◆ **Source material**:
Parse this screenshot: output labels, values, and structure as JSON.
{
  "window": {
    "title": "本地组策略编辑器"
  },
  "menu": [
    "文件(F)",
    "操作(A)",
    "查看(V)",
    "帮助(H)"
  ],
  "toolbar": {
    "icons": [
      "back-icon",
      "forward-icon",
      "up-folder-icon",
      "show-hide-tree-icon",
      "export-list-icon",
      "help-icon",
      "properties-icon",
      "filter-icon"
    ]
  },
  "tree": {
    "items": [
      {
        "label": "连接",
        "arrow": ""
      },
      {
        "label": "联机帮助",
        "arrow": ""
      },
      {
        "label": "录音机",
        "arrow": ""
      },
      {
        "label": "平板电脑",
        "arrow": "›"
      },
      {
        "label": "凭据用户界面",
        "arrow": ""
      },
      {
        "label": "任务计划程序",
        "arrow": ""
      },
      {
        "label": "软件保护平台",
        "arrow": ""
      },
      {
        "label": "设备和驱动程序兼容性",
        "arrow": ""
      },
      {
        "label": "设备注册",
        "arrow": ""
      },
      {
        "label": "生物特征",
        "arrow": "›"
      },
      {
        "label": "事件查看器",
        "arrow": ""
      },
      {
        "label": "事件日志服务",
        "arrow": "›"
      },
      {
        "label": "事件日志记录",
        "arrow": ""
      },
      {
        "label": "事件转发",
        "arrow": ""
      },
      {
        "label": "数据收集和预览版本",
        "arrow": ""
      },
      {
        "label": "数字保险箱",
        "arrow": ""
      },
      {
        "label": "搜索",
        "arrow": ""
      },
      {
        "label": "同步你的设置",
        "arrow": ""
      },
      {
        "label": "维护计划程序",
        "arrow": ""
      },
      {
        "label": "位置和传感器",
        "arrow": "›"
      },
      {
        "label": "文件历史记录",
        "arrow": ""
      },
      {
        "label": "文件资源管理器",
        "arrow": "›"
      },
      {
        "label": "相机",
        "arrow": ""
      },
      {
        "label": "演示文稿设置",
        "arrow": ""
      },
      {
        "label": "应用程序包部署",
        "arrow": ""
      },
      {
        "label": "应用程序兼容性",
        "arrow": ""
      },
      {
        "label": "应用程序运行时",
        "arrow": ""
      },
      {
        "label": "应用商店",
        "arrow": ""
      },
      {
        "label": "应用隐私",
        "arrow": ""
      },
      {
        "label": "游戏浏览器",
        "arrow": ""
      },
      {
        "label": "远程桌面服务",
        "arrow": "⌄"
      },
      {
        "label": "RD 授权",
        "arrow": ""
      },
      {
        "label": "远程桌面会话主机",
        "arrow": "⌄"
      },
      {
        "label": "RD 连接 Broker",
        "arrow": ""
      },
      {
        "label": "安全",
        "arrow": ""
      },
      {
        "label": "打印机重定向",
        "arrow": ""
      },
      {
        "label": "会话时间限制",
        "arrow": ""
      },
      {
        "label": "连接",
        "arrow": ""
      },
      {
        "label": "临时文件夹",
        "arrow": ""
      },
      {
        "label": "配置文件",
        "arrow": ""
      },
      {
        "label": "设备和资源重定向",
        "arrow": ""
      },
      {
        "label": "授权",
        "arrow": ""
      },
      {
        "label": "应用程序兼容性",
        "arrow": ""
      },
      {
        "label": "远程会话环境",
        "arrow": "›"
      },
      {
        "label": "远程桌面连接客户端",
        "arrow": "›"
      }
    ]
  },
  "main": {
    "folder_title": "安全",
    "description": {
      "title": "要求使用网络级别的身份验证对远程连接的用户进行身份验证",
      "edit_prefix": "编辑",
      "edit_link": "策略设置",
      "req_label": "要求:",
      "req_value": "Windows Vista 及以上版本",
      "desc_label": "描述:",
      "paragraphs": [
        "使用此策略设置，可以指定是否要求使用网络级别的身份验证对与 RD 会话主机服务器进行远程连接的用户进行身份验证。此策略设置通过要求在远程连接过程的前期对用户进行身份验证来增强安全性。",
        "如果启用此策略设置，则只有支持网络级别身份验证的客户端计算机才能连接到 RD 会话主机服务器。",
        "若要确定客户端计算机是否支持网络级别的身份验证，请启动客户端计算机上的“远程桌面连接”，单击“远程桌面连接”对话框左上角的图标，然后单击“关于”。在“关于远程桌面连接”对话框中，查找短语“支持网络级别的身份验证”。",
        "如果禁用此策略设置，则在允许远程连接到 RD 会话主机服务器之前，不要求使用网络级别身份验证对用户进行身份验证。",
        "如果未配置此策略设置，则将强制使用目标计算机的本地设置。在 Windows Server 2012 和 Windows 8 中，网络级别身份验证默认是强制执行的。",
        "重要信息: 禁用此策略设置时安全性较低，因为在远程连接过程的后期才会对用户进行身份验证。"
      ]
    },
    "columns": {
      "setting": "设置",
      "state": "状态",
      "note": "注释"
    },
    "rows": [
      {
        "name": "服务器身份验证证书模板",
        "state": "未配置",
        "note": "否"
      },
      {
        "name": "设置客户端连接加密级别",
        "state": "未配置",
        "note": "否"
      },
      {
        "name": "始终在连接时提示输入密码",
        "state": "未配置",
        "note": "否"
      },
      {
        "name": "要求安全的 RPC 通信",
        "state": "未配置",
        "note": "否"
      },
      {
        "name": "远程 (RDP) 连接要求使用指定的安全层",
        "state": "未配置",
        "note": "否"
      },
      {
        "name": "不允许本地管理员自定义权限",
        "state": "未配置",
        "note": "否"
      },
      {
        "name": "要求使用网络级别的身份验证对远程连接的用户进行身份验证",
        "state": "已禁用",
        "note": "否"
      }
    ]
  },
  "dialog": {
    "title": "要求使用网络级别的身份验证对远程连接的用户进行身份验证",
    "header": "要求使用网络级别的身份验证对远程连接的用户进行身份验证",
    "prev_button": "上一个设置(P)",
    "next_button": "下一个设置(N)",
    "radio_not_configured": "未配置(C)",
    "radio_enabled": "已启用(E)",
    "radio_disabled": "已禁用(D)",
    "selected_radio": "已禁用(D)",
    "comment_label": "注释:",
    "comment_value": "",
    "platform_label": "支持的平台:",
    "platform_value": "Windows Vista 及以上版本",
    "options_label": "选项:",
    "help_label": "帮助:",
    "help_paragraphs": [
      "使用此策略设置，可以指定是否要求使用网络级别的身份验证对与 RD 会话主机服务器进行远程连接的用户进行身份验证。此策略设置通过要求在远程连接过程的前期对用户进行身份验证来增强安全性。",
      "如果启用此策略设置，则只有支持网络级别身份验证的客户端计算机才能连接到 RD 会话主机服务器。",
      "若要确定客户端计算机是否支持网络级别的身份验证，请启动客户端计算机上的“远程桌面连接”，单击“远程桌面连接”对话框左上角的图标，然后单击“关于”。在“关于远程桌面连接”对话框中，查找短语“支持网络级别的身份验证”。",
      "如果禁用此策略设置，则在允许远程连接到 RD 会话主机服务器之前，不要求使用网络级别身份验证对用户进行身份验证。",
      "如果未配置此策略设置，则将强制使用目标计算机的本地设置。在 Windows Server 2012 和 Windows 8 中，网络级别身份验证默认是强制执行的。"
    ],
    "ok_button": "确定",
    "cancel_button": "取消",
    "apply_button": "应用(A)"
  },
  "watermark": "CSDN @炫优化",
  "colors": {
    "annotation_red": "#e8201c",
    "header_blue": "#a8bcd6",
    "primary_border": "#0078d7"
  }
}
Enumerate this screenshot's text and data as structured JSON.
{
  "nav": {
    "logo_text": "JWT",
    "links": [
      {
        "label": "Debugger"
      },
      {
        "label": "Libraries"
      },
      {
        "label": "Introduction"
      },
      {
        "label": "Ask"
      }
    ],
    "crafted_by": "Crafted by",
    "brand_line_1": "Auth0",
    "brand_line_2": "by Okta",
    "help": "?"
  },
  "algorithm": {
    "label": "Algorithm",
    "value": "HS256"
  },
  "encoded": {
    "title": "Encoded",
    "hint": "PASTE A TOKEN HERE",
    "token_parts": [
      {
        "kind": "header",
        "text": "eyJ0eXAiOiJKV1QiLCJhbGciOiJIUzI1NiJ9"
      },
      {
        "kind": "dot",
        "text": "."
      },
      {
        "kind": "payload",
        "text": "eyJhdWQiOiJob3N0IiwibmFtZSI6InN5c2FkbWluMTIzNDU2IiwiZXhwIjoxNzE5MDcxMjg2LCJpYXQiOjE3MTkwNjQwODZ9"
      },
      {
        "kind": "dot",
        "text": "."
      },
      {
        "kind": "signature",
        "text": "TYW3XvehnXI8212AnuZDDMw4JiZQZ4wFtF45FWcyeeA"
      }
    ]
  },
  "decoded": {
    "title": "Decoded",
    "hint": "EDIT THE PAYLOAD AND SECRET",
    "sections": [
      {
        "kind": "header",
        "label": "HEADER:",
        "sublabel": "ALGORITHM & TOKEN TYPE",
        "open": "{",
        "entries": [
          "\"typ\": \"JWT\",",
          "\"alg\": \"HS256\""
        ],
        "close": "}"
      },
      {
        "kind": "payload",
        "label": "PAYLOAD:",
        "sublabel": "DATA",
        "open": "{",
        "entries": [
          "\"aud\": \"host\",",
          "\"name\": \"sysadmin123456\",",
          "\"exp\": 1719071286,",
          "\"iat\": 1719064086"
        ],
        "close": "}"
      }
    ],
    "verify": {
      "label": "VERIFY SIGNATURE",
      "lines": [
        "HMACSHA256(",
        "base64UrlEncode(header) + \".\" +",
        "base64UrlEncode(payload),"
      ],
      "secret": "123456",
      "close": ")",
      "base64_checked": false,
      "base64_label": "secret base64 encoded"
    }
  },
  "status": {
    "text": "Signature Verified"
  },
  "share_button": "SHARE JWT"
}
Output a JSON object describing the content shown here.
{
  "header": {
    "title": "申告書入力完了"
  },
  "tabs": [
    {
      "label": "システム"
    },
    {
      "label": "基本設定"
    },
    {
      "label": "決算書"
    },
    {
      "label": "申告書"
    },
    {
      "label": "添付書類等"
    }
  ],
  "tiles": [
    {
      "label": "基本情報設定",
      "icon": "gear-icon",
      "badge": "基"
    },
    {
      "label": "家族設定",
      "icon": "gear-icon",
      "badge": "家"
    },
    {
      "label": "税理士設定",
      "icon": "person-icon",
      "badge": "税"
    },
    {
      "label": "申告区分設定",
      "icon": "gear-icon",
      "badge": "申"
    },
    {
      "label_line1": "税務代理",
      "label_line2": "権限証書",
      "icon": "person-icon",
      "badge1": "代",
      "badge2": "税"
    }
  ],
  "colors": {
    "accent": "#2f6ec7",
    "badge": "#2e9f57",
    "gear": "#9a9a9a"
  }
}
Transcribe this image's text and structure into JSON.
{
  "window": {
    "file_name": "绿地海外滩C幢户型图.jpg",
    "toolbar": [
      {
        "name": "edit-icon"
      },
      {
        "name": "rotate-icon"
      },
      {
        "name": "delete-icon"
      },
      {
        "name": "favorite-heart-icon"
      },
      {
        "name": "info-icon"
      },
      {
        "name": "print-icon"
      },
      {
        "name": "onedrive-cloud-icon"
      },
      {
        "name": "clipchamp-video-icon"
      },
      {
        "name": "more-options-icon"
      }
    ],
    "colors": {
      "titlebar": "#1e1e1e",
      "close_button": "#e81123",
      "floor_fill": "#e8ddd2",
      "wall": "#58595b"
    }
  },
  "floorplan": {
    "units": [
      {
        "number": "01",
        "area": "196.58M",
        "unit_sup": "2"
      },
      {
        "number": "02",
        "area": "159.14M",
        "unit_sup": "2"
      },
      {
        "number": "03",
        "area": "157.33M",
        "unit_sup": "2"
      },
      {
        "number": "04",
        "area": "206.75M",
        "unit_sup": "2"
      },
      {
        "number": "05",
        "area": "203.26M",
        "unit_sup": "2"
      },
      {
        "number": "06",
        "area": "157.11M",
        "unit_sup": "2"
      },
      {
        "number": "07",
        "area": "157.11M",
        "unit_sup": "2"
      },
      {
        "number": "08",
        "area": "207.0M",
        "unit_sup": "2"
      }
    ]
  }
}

◆ **Problem to solve**: Scan the listing above for the word "Windows" and show each line where it is found.

◆ **Response to this exercise**:
      "req_value": "Windows Vista 及以上版本",
        "如果未配置此策略设置，则将强制使用目标计算机的本地设置。在 Windows Server 2012 和 Windows 8 中，网络级别身份验证默认是强制执行的。",
    "platform_value": "Windows Vista 及以上版本",
      "如果未配置此策略设置，则将强制使用目标计算机的本地设置。在 Windows Server 2012 和 Windows 8 中，网络级别身份验证默认是强制执行的。"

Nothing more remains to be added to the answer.